Task objective
Below are some records. Pull every line that contains the word "PLANNERS".

Entries provided
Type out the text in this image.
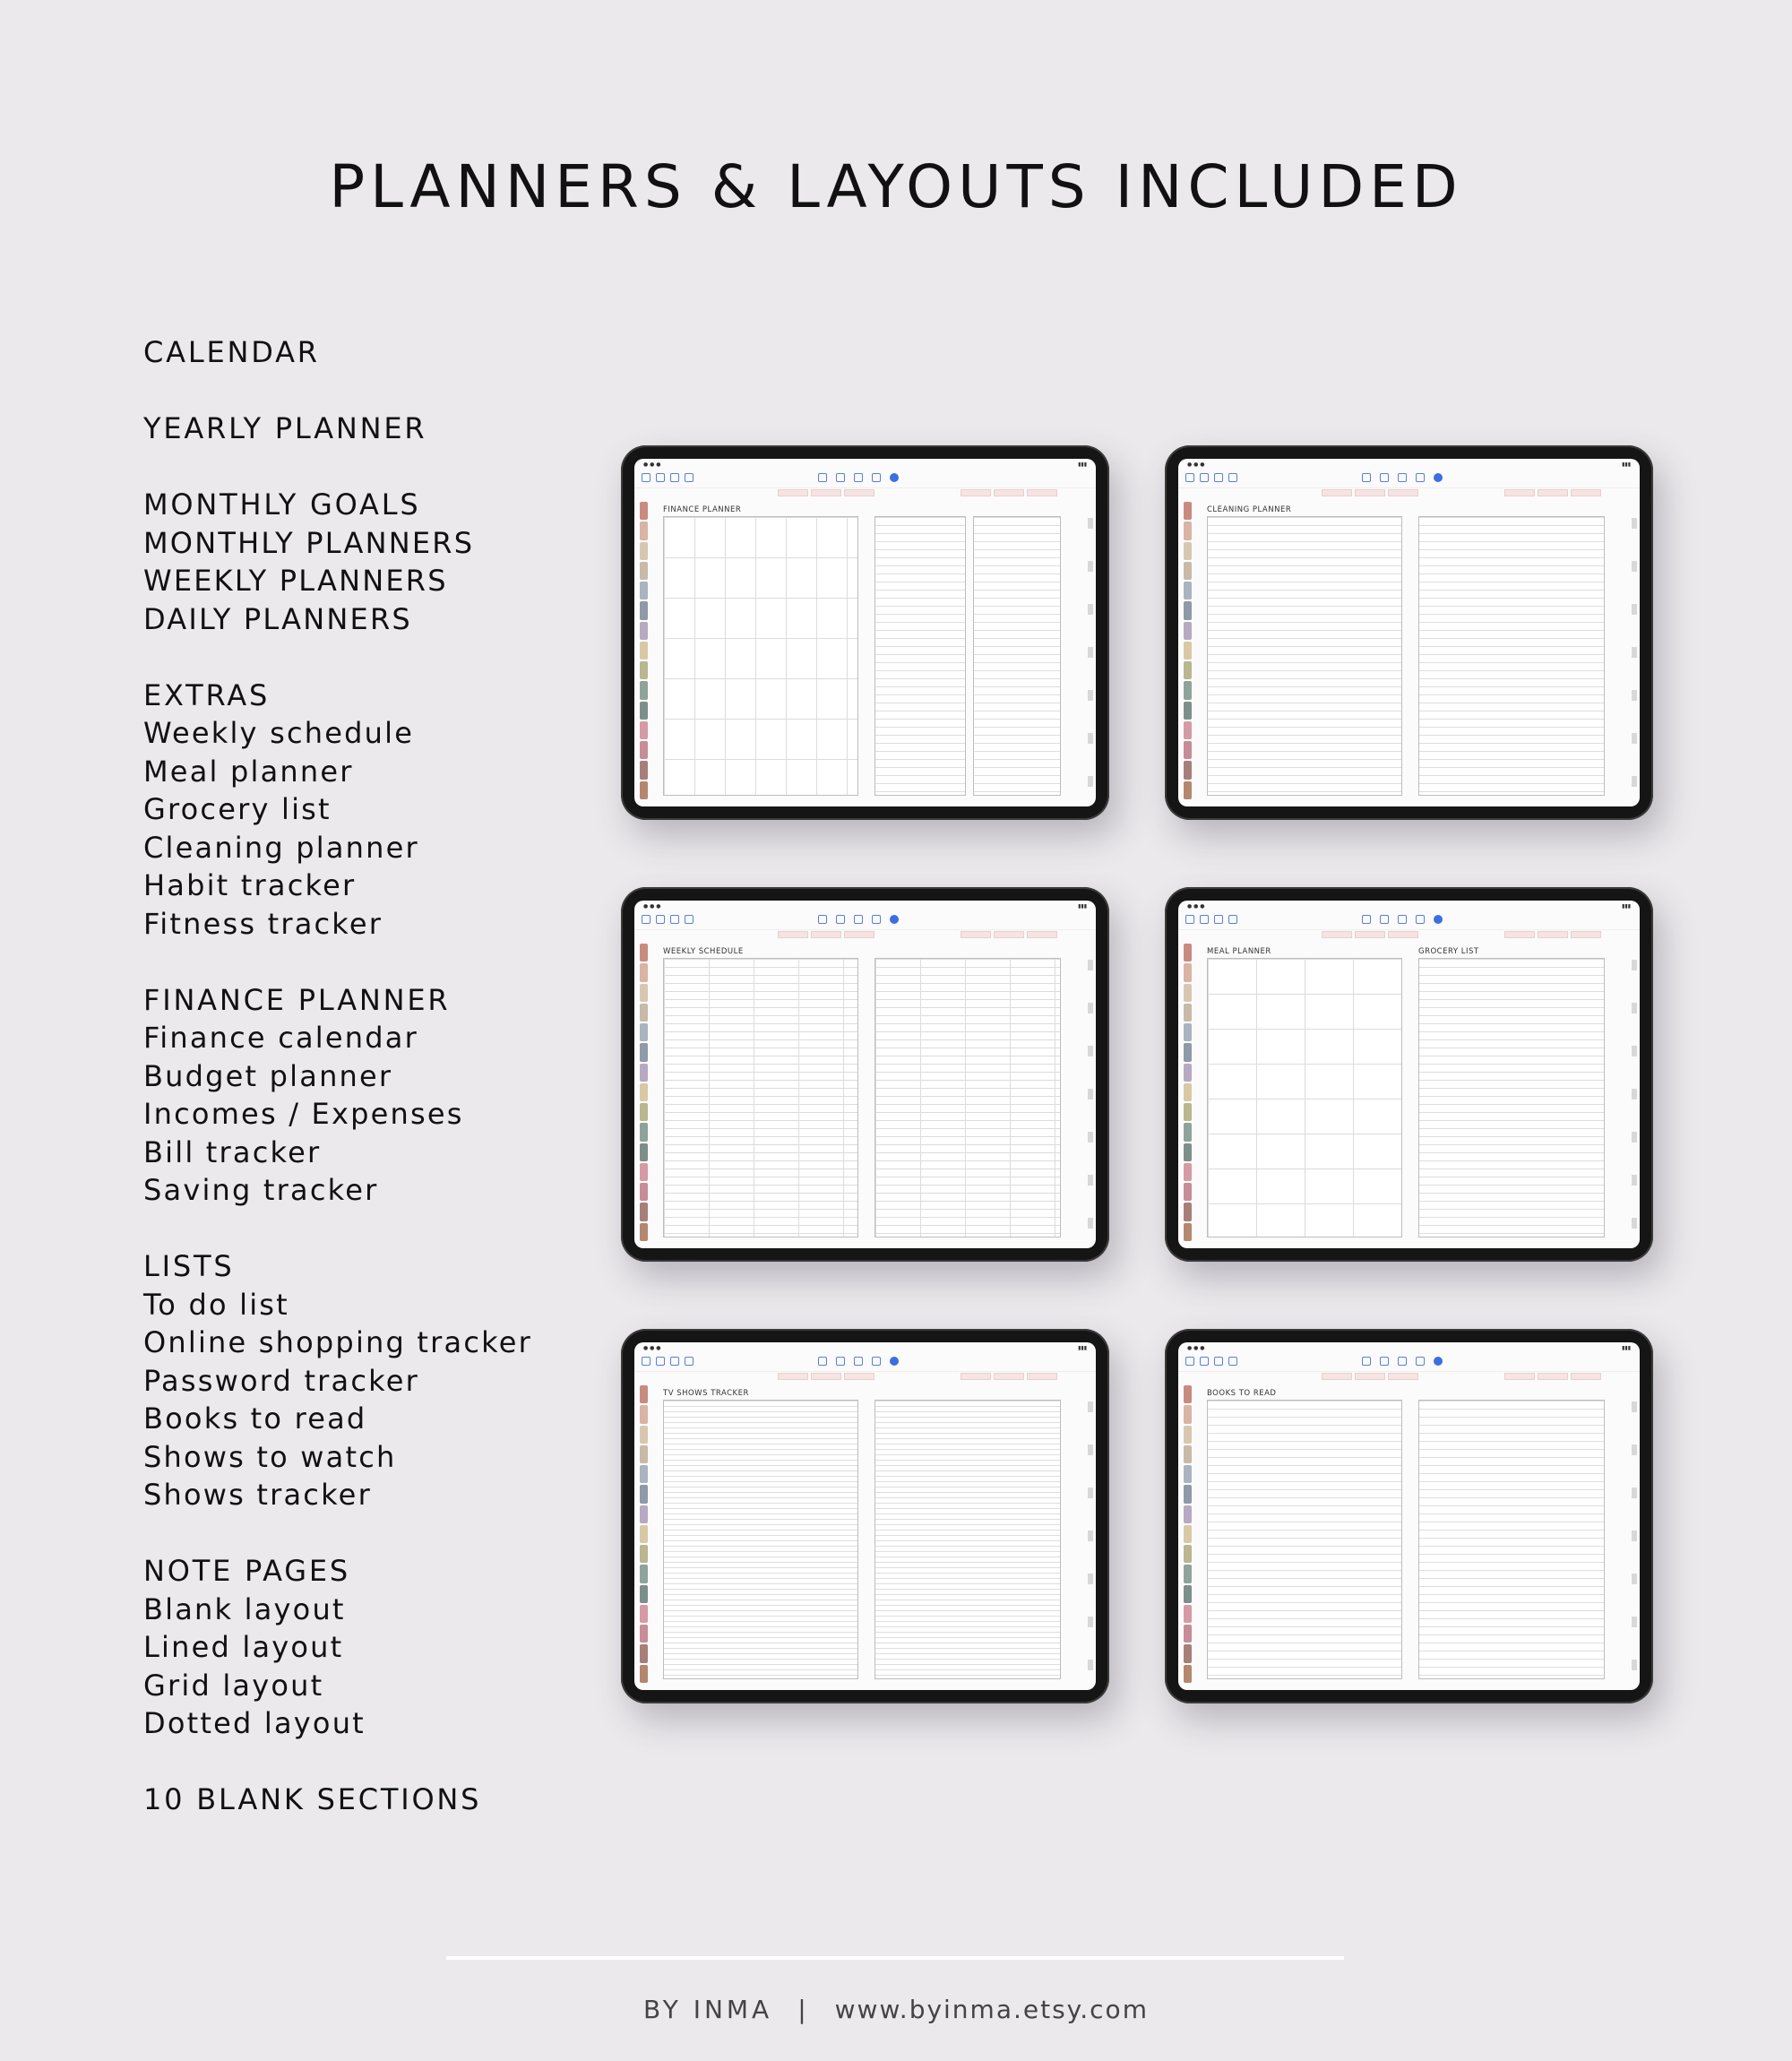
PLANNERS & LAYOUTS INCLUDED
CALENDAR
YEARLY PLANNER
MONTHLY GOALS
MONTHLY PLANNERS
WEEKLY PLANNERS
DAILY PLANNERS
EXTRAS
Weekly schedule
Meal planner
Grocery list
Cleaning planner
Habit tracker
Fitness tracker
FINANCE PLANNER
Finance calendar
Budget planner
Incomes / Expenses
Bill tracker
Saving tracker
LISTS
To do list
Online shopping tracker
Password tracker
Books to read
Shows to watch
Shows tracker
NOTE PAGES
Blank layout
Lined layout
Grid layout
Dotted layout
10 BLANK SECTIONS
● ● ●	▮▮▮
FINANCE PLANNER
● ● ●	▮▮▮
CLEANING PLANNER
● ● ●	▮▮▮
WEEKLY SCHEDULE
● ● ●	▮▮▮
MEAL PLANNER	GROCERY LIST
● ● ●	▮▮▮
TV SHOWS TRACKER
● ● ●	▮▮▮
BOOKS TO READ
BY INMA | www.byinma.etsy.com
==
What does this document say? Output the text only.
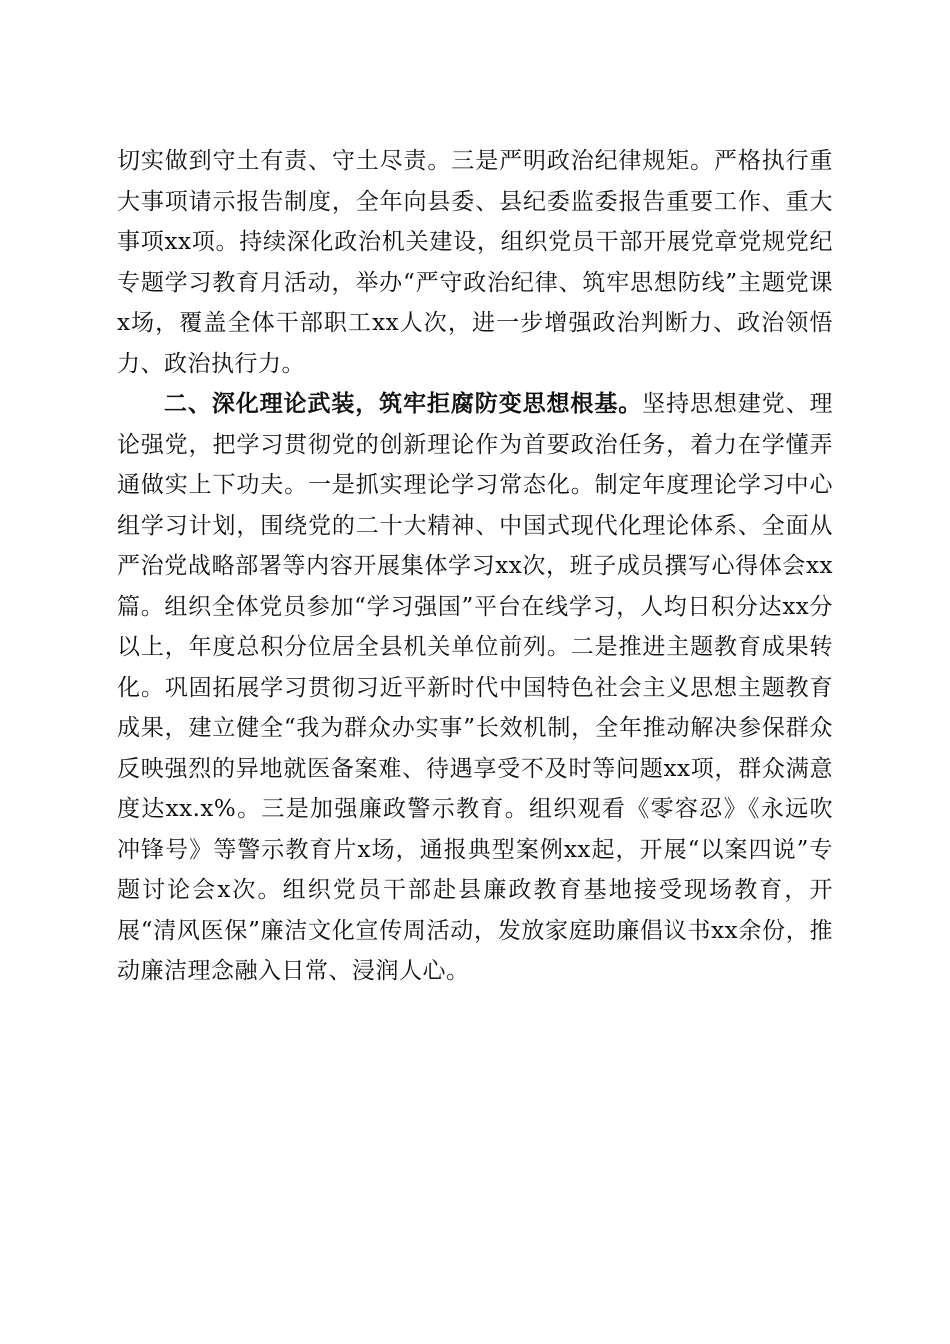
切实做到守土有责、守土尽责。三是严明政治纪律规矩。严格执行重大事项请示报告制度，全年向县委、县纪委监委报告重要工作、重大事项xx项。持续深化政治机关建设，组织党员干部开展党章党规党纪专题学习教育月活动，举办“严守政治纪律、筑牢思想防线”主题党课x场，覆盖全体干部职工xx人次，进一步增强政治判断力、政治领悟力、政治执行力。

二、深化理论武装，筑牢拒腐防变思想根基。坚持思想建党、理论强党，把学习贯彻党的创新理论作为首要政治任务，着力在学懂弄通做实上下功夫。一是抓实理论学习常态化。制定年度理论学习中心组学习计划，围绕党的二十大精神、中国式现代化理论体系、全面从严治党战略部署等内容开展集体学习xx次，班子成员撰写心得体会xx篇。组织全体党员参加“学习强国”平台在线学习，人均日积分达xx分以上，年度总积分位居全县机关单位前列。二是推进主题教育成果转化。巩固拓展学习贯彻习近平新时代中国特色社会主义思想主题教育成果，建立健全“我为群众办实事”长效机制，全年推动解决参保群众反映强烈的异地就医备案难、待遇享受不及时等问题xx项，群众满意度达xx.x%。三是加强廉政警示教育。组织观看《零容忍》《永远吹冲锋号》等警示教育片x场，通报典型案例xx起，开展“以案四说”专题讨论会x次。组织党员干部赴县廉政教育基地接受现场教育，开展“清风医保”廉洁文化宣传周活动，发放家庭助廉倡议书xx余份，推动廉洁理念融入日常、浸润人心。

Exercise output
PLANNERS & LAYOUTS INCLUDED
MONTHLY PLANNERS
WEEKLY PLANNERS
DAILY PLANNERS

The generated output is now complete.